### What is needed
Copy each entry as it stands, leaving nothing out.

Stored data
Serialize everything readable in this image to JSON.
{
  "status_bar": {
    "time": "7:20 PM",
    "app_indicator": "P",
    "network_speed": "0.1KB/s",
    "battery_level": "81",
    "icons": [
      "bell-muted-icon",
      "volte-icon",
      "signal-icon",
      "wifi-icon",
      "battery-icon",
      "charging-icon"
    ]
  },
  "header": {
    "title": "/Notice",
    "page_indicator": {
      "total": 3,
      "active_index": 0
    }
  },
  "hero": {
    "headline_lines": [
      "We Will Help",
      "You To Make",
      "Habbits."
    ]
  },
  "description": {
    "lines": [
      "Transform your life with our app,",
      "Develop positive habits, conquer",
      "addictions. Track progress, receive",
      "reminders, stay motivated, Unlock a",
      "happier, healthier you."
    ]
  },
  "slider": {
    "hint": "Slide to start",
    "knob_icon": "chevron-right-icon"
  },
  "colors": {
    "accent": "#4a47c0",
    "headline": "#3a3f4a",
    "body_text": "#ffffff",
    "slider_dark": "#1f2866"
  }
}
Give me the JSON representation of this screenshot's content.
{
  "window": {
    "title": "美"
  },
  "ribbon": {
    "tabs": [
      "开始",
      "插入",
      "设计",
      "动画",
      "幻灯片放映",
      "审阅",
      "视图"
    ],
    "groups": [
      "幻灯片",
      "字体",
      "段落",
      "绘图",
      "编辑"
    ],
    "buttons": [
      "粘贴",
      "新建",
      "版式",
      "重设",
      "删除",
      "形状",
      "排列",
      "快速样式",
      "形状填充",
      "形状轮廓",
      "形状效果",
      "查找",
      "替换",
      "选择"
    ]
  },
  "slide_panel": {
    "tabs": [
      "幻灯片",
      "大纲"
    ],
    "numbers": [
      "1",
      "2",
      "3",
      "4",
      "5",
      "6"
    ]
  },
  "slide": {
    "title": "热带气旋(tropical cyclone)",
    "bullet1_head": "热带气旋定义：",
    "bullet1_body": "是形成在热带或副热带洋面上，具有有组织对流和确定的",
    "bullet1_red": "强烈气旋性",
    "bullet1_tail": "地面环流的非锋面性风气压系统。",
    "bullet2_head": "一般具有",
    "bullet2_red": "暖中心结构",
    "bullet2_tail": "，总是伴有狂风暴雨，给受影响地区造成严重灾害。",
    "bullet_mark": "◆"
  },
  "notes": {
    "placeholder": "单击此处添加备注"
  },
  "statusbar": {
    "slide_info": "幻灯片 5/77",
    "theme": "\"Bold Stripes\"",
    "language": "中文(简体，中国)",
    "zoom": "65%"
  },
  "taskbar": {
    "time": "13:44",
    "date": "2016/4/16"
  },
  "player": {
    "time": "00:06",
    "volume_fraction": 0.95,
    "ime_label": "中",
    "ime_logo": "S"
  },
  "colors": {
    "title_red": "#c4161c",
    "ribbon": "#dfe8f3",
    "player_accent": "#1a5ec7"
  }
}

### Task solution
Serialize everything readable in this image to JSON.
{
  "status_bar": {
    "time": "7:20 PM",
    "app_indicator": "P",
    "network_speed": "0.1KB/s",
    "battery_level": "81",
    "icons": [
      "bell-muted-icon",
      "volte-icon",
      "signal-icon",
      "wifi-icon",
      "battery-icon",
      "charging-icon"
    ]
  },
  "header": {
    "title": "/Notice",
    "page_indicator": {
      "total": 3,
      "active_index": 0
    }
  },
  "hero": {
    "headline_lines": [
      "We Will Help",
      "You To Make",
      "Habbits."
    ]
  },
  "description": {
    "lines": [
      "Transform your life with our app,",
      "Develop positive habits, conquer",
      "addictions. Track progress, receive",
      "reminders, stay motivated, Unlock a",
      "happier, healthier you."
    ]
  },
  "slider": {
    "hint": "Slide to start",
    "knob_icon": "chevron-right-icon"
  },
  "colors": {
    "accent": "#4a47c0",
    "headline": "#3a3f4a",
    "body_text": "#ffffff",
    "slider_dark": "#1f2866"
  }
}
Give me the JSON representation of this screenshot's content.
{
  "window": {
    "title": "美"
  },
  "ribbon": {
    "tabs": [
      "开始",
      "插入",
      "设计",
      "动画",
      "幻灯片放映",
      "审阅",
      "视图"
    ],
    "groups": [
      "幻灯片",
      "字体",
      "段落",
      "绘图",
      "编辑"
    ],
    "buttons": [
      "粘贴",
      "新建",
      "版式",
      "重设",
      "删除",
      "形状",
      "排列",
      "快速样式",
      "形状填充",
      "形状轮廓",
      "形状效果",
      "查找",
      "替换",
      "选择"
    ]
  },
  "slide_panel": {
    "tabs": [
      "幻灯片",
      "大纲"
    ],
    "numbers": [
      "1",
      "2",
      "3",
      "4",
      "5",
      "6"
    ]
  },
  "slide": {
    "title": "热带气旋(tropical cyclone)",
    "bullet1_head": "热带气旋定义：",
    "bullet1_body": "是形成在热带或副热带洋面上，具有有组织对流和确定的",
    "bullet1_red": "强烈气旋性",
    "bullet1_tail": "地面环流的非锋面性风气压系统。",
    "bullet2_head": "一般具有",
    "bullet2_red": "暖中心结构",
    "bullet2_tail": "，总是伴有狂风暴雨，给受影响地区造成严重灾害。",
    "bullet_mark": "◆"
  },
  "notes": {
    "placeholder": "单击此处添加备注"
  },
  "statusbar": {
    "slide_info": "幻灯片 5/77",
    "theme": "\"Bold Stripes\"",
    "language": "中文(简体，中国)",
    "zoom": "65%"
  },
  "taskbar": {
    "time": "13:44",
    "date": "2016/4/16"
  },
  "player": {
    "time": "00:06",
    "volume_fraction": 0.95,
    "ime_label": "中",
    "ime_logo": "S"
  },
  "colors": {
    "title_red": "#c4161c",
    "ribbon": "#dfe8f3",
    "player_accent": "#1a5ec7"
  }
}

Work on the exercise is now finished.